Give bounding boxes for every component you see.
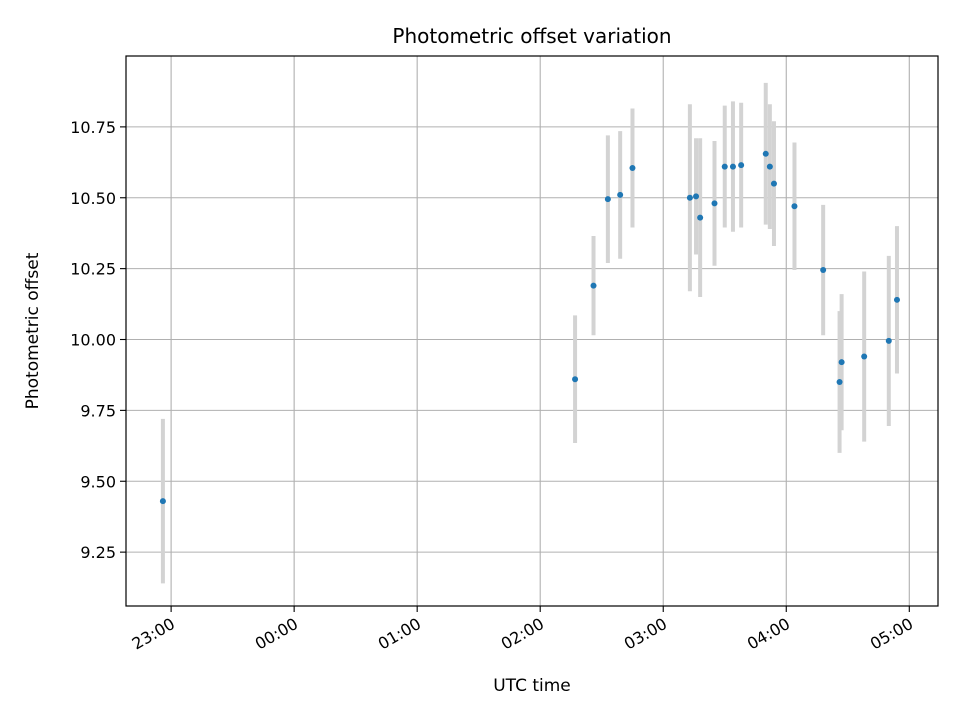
y-tick-label: 10.50	[70, 189, 116, 208]
data-point	[159, 498, 166, 505]
data-point	[572, 376, 579, 383]
data-point	[838, 359, 845, 366]
data-point	[762, 150, 769, 157]
data-point	[711, 200, 718, 207]
y-tick-label: 10.25	[70, 260, 116, 279]
data-point	[770, 180, 777, 187]
data-point	[686, 194, 693, 201]
data-point	[766, 163, 773, 170]
data-point	[861, 353, 868, 360]
data-point	[836, 379, 843, 386]
x-axis-label: UTC time	[493, 676, 571, 696]
data-point	[738, 162, 745, 169]
chart-title: Photometric offset variation	[392, 24, 671, 48]
data-point	[885, 337, 892, 344]
grid	[126, 56, 938, 606]
y-tick-label: 10.75	[70, 118, 116, 137]
data-point	[617, 191, 624, 198]
data-points	[159, 150, 900, 505]
data-point	[693, 193, 700, 200]
y-tick-label: 9.75	[80, 401, 116, 420]
y-tick-label: 9.25	[80, 543, 116, 562]
data-point	[820, 267, 827, 274]
plot-frame	[125, 55, 939, 607]
data-point	[893, 296, 900, 303]
data-point	[590, 282, 597, 289]
y-axis: 9.25 9.50 9.75 10.00 10.25 10.50 10.75	[70, 118, 126, 562]
data-point	[791, 203, 798, 210]
data-point	[604, 196, 611, 203]
data-point	[729, 163, 736, 170]
y-tick-label: 9.50	[80, 472, 116, 491]
data-point	[721, 163, 728, 170]
data-point	[697, 214, 704, 221]
y-axis-label: Photometric offset	[23, 252, 43, 409]
data-point	[629, 164, 636, 171]
y-tick-label: 10.00	[70, 331, 116, 350]
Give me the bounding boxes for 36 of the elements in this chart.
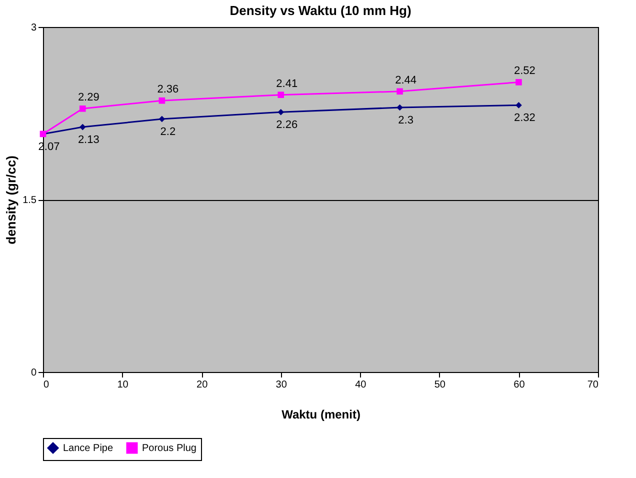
- x-tick-label: 20: [196, 380, 208, 390]
- point: [396, 88, 403, 95]
- point: [79, 105, 86, 112]
- y-tick-label: 1.5: [22, 195, 37, 206]
- data-label: 2.13: [78, 134, 100, 146]
- x-tick-label: 60: [514, 380, 526, 390]
- data-label: 2.41: [276, 78, 298, 90]
- legend-label: Porous Plug: [142, 443, 196, 454]
- data-label: 2.36: [157, 84, 179, 96]
- point: [79, 124, 86, 130]
- data-label: 2.44: [395, 74, 416, 86]
- x-tick-label: 10: [117, 380, 129, 390]
- data-label: 2.3: [398, 114, 414, 126]
- x-tick-label: 70: [587, 380, 599, 390]
- point: [396, 104, 403, 111]
- y-tick-label: 0: [30, 368, 37, 378]
- point: [278, 92, 284, 98]
- data-label: 2.32: [514, 112, 536, 124]
- x-tick-label: 50: [434, 380, 446, 390]
- data-label: 2.26: [276, 119, 298, 132]
- chart-title: Density vs Waktu (10 mm Hg): [230, 3, 412, 18]
- data-label: 2.29: [78, 92, 100, 104]
- point: [158, 97, 166, 104]
- x-axis-title: Waktu (menit): [282, 408, 360, 422]
- point: [278, 108, 284, 116]
- data-label: 2.52: [514, 65, 536, 78]
- x-tick-label: 30: [276, 380, 288, 390]
- x-tick-label: 40: [355, 380, 367, 390]
- y-axis-title: density (gr/cc): [4, 156, 19, 244]
- data-label: 2.2: [160, 126, 176, 138]
- x-tick-label: 0: [44, 380, 50, 390]
- legend-label: Lance Pipe: [63, 443, 114, 454]
- point: [516, 79, 522, 86]
- y-tick-label: 3: [30, 22, 37, 34]
- point: [158, 116, 166, 122]
- point: [516, 102, 522, 108]
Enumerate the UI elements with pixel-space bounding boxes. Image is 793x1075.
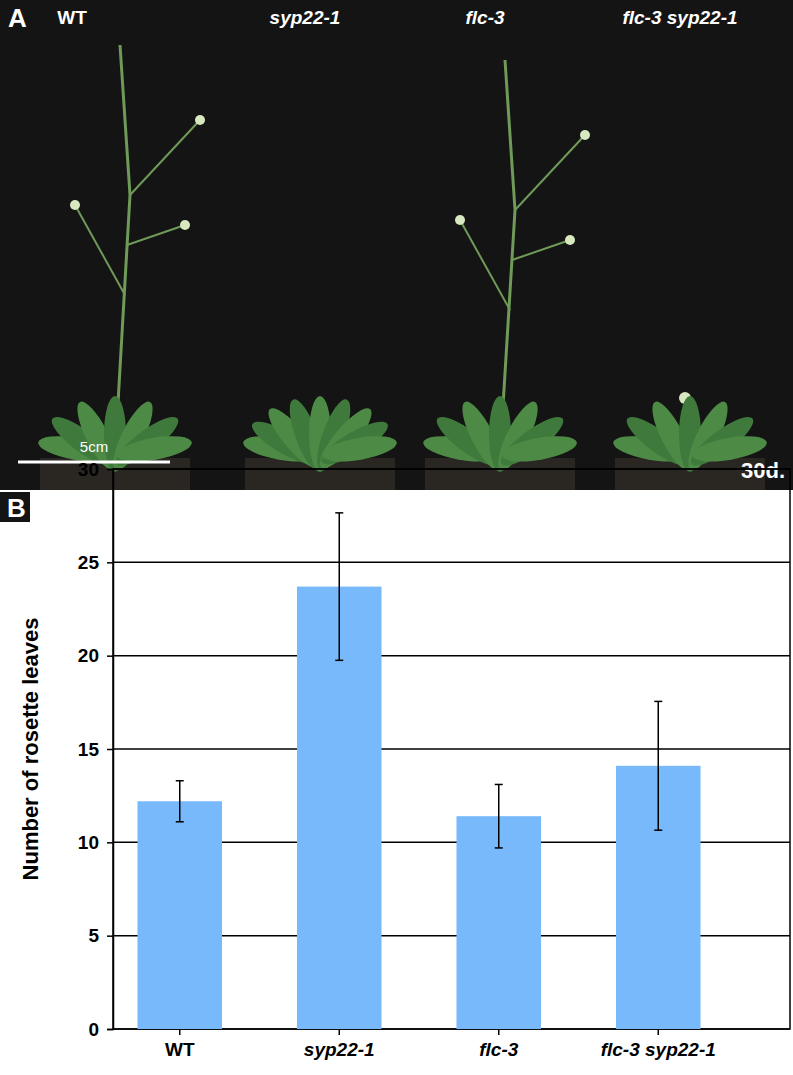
- y-tick: 5: [88, 925, 113, 946]
- error-bar: [335, 513, 343, 660]
- y-tick: 0: [88, 1019, 113, 1040]
- x-tick-label: syp22-1: [304, 1039, 375, 1060]
- y-tick-label: 15: [78, 739, 100, 760]
- panel-a: A WT syp22-1 flc-3 flc-3 syp22-1 5cm 30d.: [0, 0, 793, 490]
- stem: [500, 60, 515, 455]
- grid-line: [113, 655, 790, 657]
- x-tick-mark: [339, 1029, 341, 1035]
- y-tick-label: 25: [78, 552, 100, 573]
- y-tick-mark: [107, 1029, 113, 1031]
- y-tick: 20: [78, 645, 113, 666]
- stem: [115, 45, 130, 455]
- y-tick-label: 0: [88, 1019, 99, 1040]
- flower: [195, 115, 205, 125]
- x-tick-mark: [658, 1029, 660, 1035]
- y-tick-mark: [107, 562, 113, 564]
- y-tick-label: 5: [88, 925, 99, 946]
- y-tick: 15: [78, 739, 113, 760]
- x-tick-label: flc-3: [479, 1039, 519, 1060]
- error-cap: [176, 821, 184, 823]
- y-tick-label: 30: [78, 459, 99, 480]
- leaf: [320, 431, 399, 466]
- error-cap: [495, 847, 503, 849]
- flower: [180, 220, 190, 230]
- panel-label: A: [8, 3, 27, 33]
- branch: [130, 120, 200, 195]
- error-cap: [654, 829, 662, 831]
- scale-label: 5cm: [80, 438, 108, 455]
- grid-line: [113, 562, 790, 564]
- y-axis: 0 5 10 15 20 25 30: [78, 459, 114, 1040]
- error-cap: [335, 512, 343, 514]
- bars: [137, 513, 700, 1029]
- x-tick: syp22-1: [304, 1029, 375, 1060]
- error-cap: [176, 780, 184, 782]
- x-tick-mark: [179, 1029, 181, 1035]
- x-tick: flc-3: [479, 1029, 519, 1060]
- figure: A WT syp22-1 flc-3 flc-3 syp22-1 5cm 30d. B 0 5 10…: [0, 0, 793, 1075]
- error-stem: [498, 784, 500, 847]
- panel-label-box: [0, 492, 30, 522]
- y-tick: 30: [78, 459, 113, 480]
- branch: [460, 220, 510, 310]
- y-tick-mark: [107, 935, 113, 937]
- branch: [512, 240, 570, 260]
- x-tick: WT: [165, 1029, 195, 1060]
- x-tick-label: WT: [165, 1039, 195, 1060]
- error-bar: [654, 701, 662, 830]
- genotype-label: flc-3 syp22-1: [622, 7, 737, 28]
- branch: [127, 225, 185, 245]
- y-tick-mark: [107, 842, 113, 844]
- grid: [113, 469, 790, 1029]
- x-tick-mark: [498, 1029, 500, 1035]
- error-cap: [654, 701, 662, 703]
- y-tick-label: 20: [78, 645, 99, 666]
- plot-frame: [113, 469, 790, 1029]
- x-tick-label: flc-3 syp22-1: [601, 1039, 716, 1060]
- x-axis: WT syp22-1 flc-3 flc-3 syp22-1: [165, 1029, 716, 1060]
- plant: [241, 396, 398, 490]
- error-bar: [176, 781, 184, 822]
- error-cap: [335, 660, 343, 662]
- photo-background: [0, 0, 793, 490]
- flower: [70, 200, 80, 210]
- y-axis-line: [107, 470, 114, 1030]
- y-tick-mark: [107, 469, 113, 471]
- error-cap: [495, 784, 503, 786]
- branch: [515, 135, 585, 210]
- y-tick-label: 10: [78, 832, 99, 853]
- flower: [565, 235, 575, 245]
- error-stem: [339, 513, 341, 660]
- y-tick-mark: [107, 749, 113, 751]
- panel-b: B 0 5 10 15 20 25 30 WT syp22-1 flc-3 flc-3 syp22-1…: [0, 459, 790, 1061]
- y-tick: 10: [78, 832, 113, 853]
- error-bar: [495, 784, 503, 847]
- error-stem: [658, 701, 660, 830]
- bar: [456, 816, 541, 1029]
- x-tick: flc-3 syp22-1: [601, 1029, 716, 1060]
- age-label: 30d.: [741, 458, 785, 483]
- error-stem: [179, 781, 181, 822]
- flower: [580, 130, 590, 140]
- y-tick: 25: [78, 552, 113, 573]
- leaf: [500, 431, 579, 466]
- plant: [36, 45, 205, 490]
- genotype-label: flc-3: [465, 7, 505, 28]
- plant: [421, 60, 590, 490]
- bar: [137, 801, 222, 1029]
- y-axis-title: Number of rosette leaves: [18, 618, 43, 881]
- panel-label: B: [7, 493, 26, 523]
- genotype-label: syp22-1: [270, 7, 341, 28]
- flower: [455, 215, 465, 225]
- grid-line: [113, 748, 790, 750]
- branch: [75, 205, 125, 295]
- genotype-label: WT: [57, 7, 87, 28]
- y-tick-mark: [107, 655, 113, 657]
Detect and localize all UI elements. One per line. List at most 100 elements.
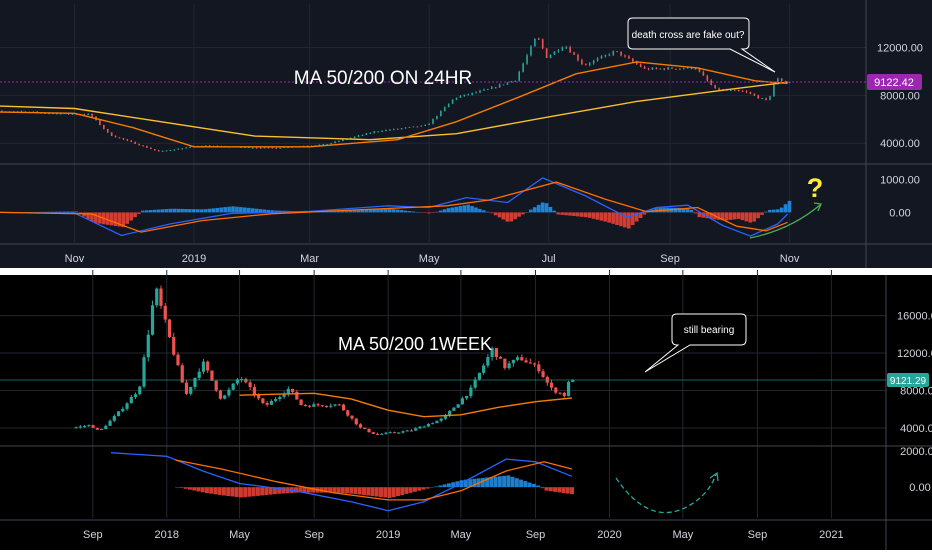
bot-macd-tick-1: 0.00	[909, 482, 930, 494]
bot-hist-bar-80	[514, 478, 519, 488]
top-hist-bar-122	[478, 208, 482, 213]
top-hist-bar-194	[760, 212, 764, 215]
top-hist-bar-132	[517, 212, 521, 217]
top-candle-body-12	[48, 113, 50, 115]
top-candle-body-111	[436, 115, 438, 119]
top-price-axis-labels: 12000.00 8000.00 4000.00	[877, 43, 923, 151]
top-hist-bar-105	[411, 211, 416, 213]
bot-hist-bar-22	[268, 487, 273, 495]
top-price-tick-0: 12000.00	[877, 43, 923, 55]
top-candle-body-28	[110, 132, 113, 136]
top-macd-line	[0, 177, 789, 237]
top-hist-bar-140	[548, 206, 553, 213]
bot-hist-bar-63	[442, 484, 447, 488]
top-hist-bar-124	[485, 211, 490, 213]
top-candle-body-31	[122, 138, 125, 140]
top-hist-bar-48	[188, 209, 192, 213]
bot-hist-bar-12	[226, 487, 231, 496]
top-candle-body-130	[510, 81, 513, 83]
top-candle-body-116	[455, 97, 458, 100]
bot-hist-bar-17	[247, 487, 252, 497]
top-hist-bar-14	[54, 211, 59, 213]
bot-hist-bar-47	[374, 487, 379, 497]
bot-hist-bar-8	[209, 487, 214, 494]
bot-hist-bar-66	[455, 481, 460, 488]
top-candle-body-144	[565, 47, 568, 49]
top-hist-bar-25	[97, 212, 102, 224]
bot-candle-body-5	[95, 427, 99, 430]
top-hist-bar-136	[532, 207, 537, 213]
top-price-tick-1: 8000.00	[880, 90, 920, 102]
bot-candle-body-4	[91, 425, 95, 428]
top-hist-bar-148	[579, 212, 584, 217]
bot-hist-bar-85	[536, 485, 541, 488]
top-candle-body-122	[479, 90, 481, 93]
top-hist-bar-88	[344, 210, 349, 213]
bottom-ma-fast-line	[239, 392, 572, 418]
top-candle-body-99	[389, 129, 391, 131]
top-hist-bar-138	[540, 202, 545, 213]
bot-time-tick-2: May	[229, 529, 250, 541]
bot-candle-body-60	[329, 405, 333, 407]
bot-candle-body-1	[78, 426, 82, 428]
top-candle-body-161	[632, 58, 634, 62]
question-mark-annotation: ?	[807, 173, 824, 203]
top-candle-body-137	[538, 38, 540, 40]
top-candle-body-169	[663, 68, 665, 70]
bot-candle-body-15	[138, 386, 142, 395]
top-hist-bar-131	[513, 212, 517, 220]
top-hist-bar-183	[717, 212, 721, 220]
top-candle-body-48	[189, 146, 191, 148]
top-candle-body-69	[271, 147, 274, 149]
bot-candle-body-55	[307, 405, 312, 407]
top-hist-bar-113	[442, 209, 447, 213]
top-candle-body-39	[153, 149, 156, 151]
bot-candle-body-54	[303, 404, 307, 406]
bot-candle-body-8	[108, 420, 112, 426]
top-candle-body-66	[259, 147, 262, 149]
top-hist-bar-47	[184, 208, 188, 213]
top-candle-body-133	[522, 63, 524, 72]
top-candle-body-159	[624, 55, 626, 57]
top-candle-body-119	[467, 94, 470, 96]
top-ma-slow-line	[0, 81, 788, 141]
top-hist-bar-162	[634, 212, 639, 222]
bot-candle-body-92	[465, 395, 469, 399]
top-candle-body-134	[526, 55, 528, 64]
top-hist-bar-23	[90, 212, 94, 222]
top-candle-body-103	[404, 127, 407, 129]
top-candle-body-147	[577, 54, 579, 61]
bot-candle-body-6	[99, 429, 104, 431]
top-candle-body-150	[588, 63, 591, 65]
bot-candle-body-19	[155, 288, 159, 306]
bot-hist-bar-45	[366, 487, 371, 496]
bot-hist-bar-76	[497, 476, 502, 488]
bot-candle-body-38	[235, 379, 240, 384]
top-last-price-value: 9122.42	[874, 77, 914, 89]
top-hist-bar-149	[583, 212, 588, 218]
bot-hist-bar-49	[383, 487, 388, 498]
bot-candle-body-106	[524, 360, 528, 363]
top-hist-bar-189	[740, 212, 745, 221]
top-hist-bar-156	[611, 212, 615, 224]
top-hist-bar-192	[752, 212, 756, 222]
top-candle-body-167	[655, 67, 658, 69]
top-time-tick-3: May	[419, 253, 440, 265]
top-hist-bar-143	[560, 212, 564, 215]
top-hist-bar-16	[62, 211, 67, 213]
top-hist-bar-92	[360, 209, 365, 213]
top-hist-bar-40	[156, 209, 161, 213]
top-candle-body-37	[146, 146, 148, 148]
bot-candle-body-71	[375, 433, 380, 435]
top-hist-bar-69	[270, 210, 274, 213]
bot-hist-bar-14	[234, 487, 239, 497]
top-hist-bar-180	[705, 212, 709, 219]
bot-hist-bar-61	[434, 486, 439, 488]
bot-candle-body-114	[558, 392, 562, 394]
top-hist-bar-27	[105, 212, 110, 225]
top-candle-body-21	[83, 114, 86, 116]
bot-hist-bar-37	[332, 487, 337, 493]
top-candle-body-174	[682, 68, 685, 70]
top-candle-body-83	[326, 144, 328, 146]
bot-hist-bar-88	[548, 487, 553, 492]
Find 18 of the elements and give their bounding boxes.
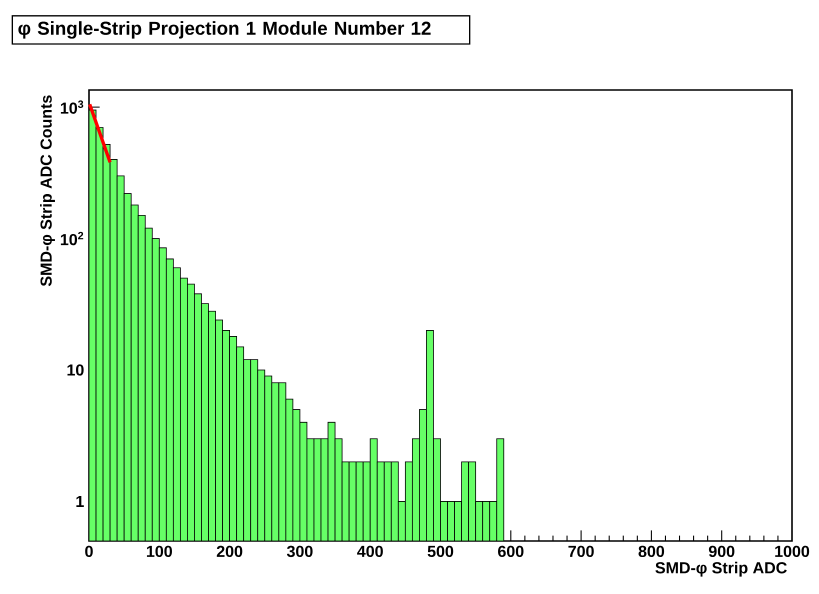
x-tick-label: 0 — [85, 546, 93, 558]
x-tick-label: 500 — [428, 546, 454, 558]
y-tick-label: 1 — [76, 496, 84, 507]
chart-title: φ Single-Strip Projection 1 Module Number 12 — [18, 21, 431, 39]
y-tick-label: 10$^{2}$ — [60, 232, 84, 246]
x-tick-label: 400 — [357, 546, 383, 558]
x-tick-label: 1000 — [775, 546, 810, 558]
y-tick-label: 10 — [67, 364, 84, 376]
x-tick-label: 800 — [638, 546, 664, 558]
y-tick-label: 10$^{3}$ — [60, 100, 84, 114]
x-tick-label: 300 — [286, 546, 313, 558]
x-tick-label: 700 — [568, 546, 594, 558]
x-tick-label: 200 — [216, 546, 242, 558]
x-tick-label: 600 — [498, 546, 524, 558]
x-axis-title: SMD-φ Strip ADC — [655, 562, 787, 577]
x-tick-label: 900 — [708, 546, 734, 558]
y-axis-title: SMD-φ Strip ADC Counts — [40, 95, 55, 286]
x-tick-label: 100 — [146, 546, 172, 558]
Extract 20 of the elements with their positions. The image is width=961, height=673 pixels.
******
> _WHAT IS BEING ASKED_
Copy out, unchanged, the part of the lines that opens with the line containing "482, 930, 494]" and closes with the line containing "487, 214, 494]", including both of those lines.

> _SOLUTION FOR THIS TASK_
bot-macd-tick-1: 0.00	[909, 482, 930, 494]
bot-hist-bar-80	[514, 478, 519, 488]
top-hist-bar-122	[478, 208, 482, 213]
top-hist-bar-194	[760, 212, 764, 215]
top-hist-bar-132	[517, 212, 521, 217]
top-candle-body-12	[48, 113, 50, 115]
top-candle-body-111	[436, 115, 438, 119]
top-price-axis-labels: 12000.00 8000.00 4000.00	[877, 43, 923, 151]
top-hist-bar-105	[411, 211, 416, 213]
bot-hist-bar-22	[268, 487, 273, 495]
top-price-tick-0: 12000.00	[877, 43, 923, 55]
top-candle-body-28	[110, 132, 113, 136]
top-macd-line	[0, 177, 789, 237]
top-hist-bar-140	[548, 206, 553, 213]
bot-hist-bar-63	[442, 484, 447, 488]
top-hist-bar-124	[485, 211, 490, 213]
top-candle-body-31	[122, 138, 125, 140]
top-hist-bar-48	[188, 209, 192, 213]
bot-hist-bar-12	[226, 487, 231, 496]
top-candle-body-130	[510, 81, 513, 83]
top-candle-body-116	[455, 97, 458, 100]
bot-hist-bar-17	[247, 487, 252, 497]
top-hist-bar-14	[54, 211, 59, 213]
bot-hist-bar-47	[374, 487, 379, 497]
bot-hist-bar-8	[209, 487, 214, 494]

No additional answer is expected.